What needs to be done = Which lines in the material below contain the word "like"? Copy each of them.

┌─ Material for this task

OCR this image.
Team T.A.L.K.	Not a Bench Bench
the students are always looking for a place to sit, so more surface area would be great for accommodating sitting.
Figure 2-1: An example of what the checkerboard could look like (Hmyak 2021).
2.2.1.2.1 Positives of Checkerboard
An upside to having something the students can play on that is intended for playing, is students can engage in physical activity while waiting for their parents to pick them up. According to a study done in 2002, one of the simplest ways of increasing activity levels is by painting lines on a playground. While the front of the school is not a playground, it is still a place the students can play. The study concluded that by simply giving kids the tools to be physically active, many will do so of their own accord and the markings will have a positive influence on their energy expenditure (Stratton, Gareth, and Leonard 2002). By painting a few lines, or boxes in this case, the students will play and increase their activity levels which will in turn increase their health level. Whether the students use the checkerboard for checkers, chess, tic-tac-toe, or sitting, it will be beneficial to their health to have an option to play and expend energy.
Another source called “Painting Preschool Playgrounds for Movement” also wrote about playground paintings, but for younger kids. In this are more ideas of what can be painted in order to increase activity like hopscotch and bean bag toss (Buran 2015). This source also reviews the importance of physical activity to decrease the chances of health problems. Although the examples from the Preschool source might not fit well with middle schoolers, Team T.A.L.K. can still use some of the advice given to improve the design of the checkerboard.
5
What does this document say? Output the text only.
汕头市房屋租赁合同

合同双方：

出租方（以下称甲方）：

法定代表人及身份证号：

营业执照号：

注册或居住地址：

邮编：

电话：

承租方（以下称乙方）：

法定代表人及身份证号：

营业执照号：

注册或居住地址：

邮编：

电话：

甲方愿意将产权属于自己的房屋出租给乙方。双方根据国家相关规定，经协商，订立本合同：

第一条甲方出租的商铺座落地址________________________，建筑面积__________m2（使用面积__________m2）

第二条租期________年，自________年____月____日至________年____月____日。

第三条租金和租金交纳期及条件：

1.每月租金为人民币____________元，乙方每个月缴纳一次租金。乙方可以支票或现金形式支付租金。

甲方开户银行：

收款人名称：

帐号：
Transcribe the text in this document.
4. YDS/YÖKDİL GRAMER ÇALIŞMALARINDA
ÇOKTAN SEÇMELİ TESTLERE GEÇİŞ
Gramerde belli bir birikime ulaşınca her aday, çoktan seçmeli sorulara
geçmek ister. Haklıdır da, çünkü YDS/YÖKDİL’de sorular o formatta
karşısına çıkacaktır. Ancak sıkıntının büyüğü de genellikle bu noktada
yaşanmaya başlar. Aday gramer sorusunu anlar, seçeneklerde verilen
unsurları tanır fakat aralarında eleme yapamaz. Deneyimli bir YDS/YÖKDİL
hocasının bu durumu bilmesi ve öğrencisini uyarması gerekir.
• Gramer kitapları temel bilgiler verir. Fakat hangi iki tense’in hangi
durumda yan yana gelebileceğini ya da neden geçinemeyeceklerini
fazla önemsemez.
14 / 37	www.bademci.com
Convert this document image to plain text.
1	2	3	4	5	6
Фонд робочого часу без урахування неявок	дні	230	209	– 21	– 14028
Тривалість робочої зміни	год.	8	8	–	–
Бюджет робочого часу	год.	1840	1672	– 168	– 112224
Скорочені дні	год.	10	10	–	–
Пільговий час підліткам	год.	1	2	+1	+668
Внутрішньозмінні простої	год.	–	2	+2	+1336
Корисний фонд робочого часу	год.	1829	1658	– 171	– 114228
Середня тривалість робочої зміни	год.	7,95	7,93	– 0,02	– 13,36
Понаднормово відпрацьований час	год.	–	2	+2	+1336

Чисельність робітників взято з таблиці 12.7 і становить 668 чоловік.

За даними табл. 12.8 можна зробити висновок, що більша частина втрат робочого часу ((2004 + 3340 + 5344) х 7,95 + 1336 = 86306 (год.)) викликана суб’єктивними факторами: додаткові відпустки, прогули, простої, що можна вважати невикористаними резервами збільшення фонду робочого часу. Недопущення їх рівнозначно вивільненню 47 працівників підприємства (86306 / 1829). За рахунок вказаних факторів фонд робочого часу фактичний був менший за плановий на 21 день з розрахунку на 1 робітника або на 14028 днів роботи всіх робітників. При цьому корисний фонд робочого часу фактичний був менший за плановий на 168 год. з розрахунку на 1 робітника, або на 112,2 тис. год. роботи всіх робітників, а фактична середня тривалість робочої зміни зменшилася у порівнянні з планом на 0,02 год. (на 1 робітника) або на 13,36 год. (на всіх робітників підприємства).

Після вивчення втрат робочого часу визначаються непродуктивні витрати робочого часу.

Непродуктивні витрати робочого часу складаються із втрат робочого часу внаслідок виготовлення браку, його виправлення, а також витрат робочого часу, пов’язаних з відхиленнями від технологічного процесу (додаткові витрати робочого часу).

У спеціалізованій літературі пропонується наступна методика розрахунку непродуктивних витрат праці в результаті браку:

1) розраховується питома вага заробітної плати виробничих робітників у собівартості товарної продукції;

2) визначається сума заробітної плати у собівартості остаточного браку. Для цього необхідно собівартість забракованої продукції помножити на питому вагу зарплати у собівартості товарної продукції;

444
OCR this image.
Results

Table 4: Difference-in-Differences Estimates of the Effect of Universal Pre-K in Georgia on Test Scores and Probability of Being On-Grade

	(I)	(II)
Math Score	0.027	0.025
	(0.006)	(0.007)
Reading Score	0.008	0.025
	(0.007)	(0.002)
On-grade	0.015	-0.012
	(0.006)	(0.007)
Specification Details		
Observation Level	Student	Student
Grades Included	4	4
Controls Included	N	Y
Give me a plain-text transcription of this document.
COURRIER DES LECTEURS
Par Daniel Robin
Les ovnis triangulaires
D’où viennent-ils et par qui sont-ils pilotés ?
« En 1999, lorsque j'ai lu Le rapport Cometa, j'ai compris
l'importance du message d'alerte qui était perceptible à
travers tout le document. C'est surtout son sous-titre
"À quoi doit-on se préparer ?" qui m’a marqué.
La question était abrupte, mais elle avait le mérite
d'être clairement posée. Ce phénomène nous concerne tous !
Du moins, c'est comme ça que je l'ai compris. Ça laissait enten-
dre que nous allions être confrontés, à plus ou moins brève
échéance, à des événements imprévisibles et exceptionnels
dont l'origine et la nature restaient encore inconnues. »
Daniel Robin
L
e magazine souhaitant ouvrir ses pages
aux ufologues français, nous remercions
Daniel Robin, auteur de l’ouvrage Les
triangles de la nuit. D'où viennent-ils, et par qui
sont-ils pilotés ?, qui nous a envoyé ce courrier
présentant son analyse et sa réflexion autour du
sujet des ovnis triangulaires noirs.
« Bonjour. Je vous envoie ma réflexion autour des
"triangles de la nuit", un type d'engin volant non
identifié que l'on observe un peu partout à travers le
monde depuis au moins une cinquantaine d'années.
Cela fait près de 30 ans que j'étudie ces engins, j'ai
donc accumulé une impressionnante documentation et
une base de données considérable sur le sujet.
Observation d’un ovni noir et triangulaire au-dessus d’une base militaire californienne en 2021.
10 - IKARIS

└─

Exercise response =
Figure 2-1: An example of what the checkerboard could look like (Hmyak 2021).
Another source called “Painting Preschool Playgrounds for Movement” also wrote about playground paintings, but for younger kids. In this are more ideas of what can be painted in order to increase activity like hopscotch and bean bag toss (Buran 2015). This source also reviews the importance of physical activity to decrease the chances of health problems. Although the examples from the Preschool source might not fit well with middle schoolers, Team T.A.L.K. can still use some of the advice given to improve the design of the checkerboard.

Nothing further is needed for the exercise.